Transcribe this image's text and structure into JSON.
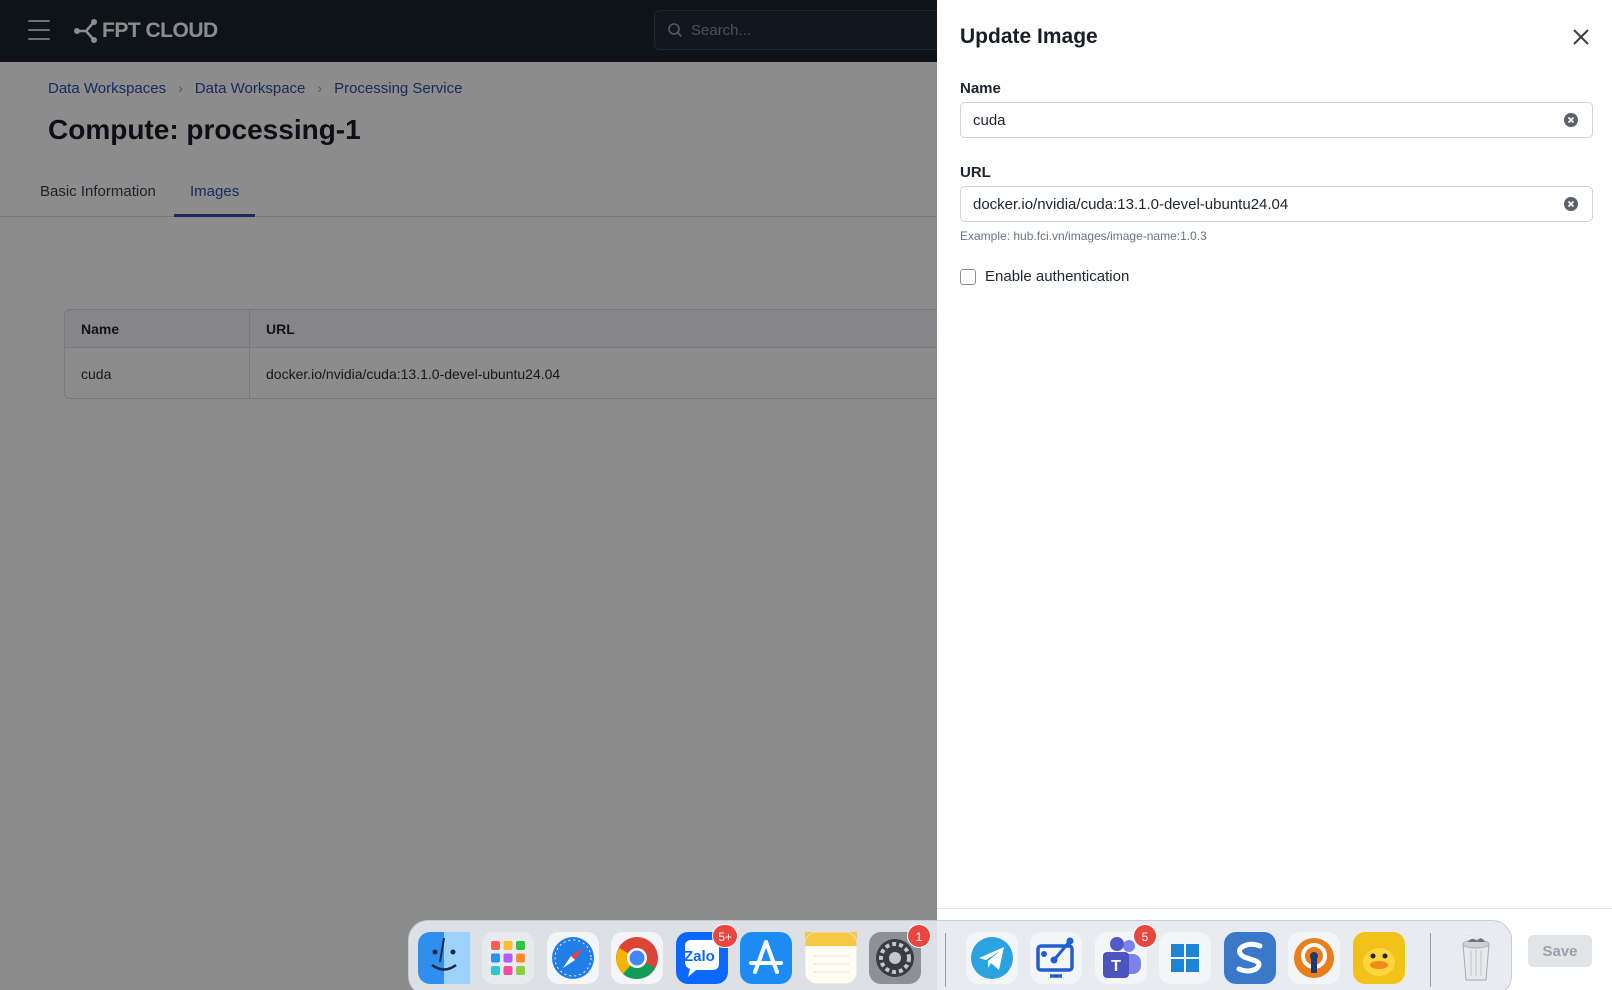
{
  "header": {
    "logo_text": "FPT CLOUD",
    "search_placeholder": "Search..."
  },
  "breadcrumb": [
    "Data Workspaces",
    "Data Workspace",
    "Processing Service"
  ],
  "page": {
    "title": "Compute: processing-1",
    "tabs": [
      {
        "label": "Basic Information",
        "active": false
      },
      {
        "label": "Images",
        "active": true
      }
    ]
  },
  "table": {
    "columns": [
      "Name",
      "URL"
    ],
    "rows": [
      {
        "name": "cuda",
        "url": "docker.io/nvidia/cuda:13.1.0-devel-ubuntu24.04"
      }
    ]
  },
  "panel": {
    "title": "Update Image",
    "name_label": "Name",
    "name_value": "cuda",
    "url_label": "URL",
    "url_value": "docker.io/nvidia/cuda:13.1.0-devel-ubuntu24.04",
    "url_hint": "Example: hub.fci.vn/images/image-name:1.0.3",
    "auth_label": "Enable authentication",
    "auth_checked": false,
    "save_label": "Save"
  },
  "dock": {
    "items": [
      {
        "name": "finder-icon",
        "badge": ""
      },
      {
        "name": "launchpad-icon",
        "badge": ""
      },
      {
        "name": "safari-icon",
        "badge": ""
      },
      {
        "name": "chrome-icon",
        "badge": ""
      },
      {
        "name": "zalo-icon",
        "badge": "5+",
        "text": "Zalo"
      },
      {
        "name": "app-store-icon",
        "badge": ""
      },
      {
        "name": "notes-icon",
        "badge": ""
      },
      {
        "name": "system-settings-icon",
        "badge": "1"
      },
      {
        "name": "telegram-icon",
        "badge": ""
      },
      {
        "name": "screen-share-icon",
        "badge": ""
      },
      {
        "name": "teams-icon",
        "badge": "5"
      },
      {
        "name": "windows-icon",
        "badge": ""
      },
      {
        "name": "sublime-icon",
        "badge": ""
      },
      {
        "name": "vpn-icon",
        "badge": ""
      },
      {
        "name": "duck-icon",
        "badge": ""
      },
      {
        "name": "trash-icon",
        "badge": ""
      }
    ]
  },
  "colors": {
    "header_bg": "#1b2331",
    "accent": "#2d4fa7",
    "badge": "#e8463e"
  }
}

☆ ☆ ☆

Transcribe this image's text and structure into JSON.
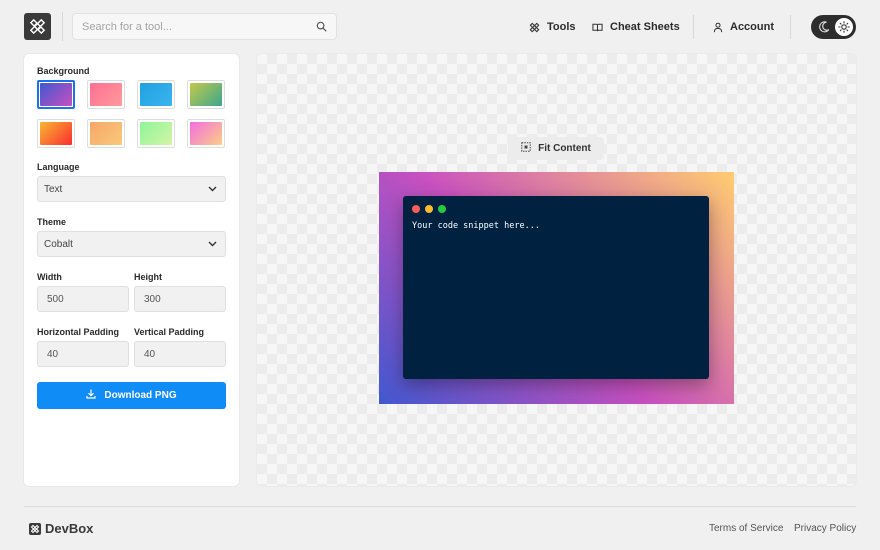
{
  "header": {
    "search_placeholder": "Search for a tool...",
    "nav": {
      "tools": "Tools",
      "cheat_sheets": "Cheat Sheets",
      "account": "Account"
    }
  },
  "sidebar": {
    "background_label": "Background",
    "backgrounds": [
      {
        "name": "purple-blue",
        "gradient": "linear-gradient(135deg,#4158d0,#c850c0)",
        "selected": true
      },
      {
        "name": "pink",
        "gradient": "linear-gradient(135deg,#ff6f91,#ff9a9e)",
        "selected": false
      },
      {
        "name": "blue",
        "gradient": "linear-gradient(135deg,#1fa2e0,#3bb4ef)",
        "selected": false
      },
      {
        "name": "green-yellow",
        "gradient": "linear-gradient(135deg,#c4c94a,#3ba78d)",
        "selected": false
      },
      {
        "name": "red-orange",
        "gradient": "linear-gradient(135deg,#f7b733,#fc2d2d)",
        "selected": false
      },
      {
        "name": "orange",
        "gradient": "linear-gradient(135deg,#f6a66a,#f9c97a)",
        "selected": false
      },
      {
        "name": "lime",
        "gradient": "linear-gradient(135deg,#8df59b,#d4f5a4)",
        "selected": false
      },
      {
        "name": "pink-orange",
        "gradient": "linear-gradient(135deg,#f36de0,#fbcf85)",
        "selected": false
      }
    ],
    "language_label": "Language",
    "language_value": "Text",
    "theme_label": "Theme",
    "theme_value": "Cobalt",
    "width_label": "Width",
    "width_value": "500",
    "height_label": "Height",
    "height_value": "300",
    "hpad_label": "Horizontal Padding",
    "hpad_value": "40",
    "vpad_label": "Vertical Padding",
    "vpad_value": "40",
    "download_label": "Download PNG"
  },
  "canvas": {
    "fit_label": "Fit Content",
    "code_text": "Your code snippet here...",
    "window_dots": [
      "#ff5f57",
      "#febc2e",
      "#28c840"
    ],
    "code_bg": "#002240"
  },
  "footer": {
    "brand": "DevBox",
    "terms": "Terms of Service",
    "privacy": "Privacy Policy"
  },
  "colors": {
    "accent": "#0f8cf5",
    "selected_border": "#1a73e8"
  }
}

☆ ☆ ☆

Check each line of the entries above for the word "Service". List the ones that have it.

Solved problem.
    "Processing Service"
    "terms": "Terms of Service",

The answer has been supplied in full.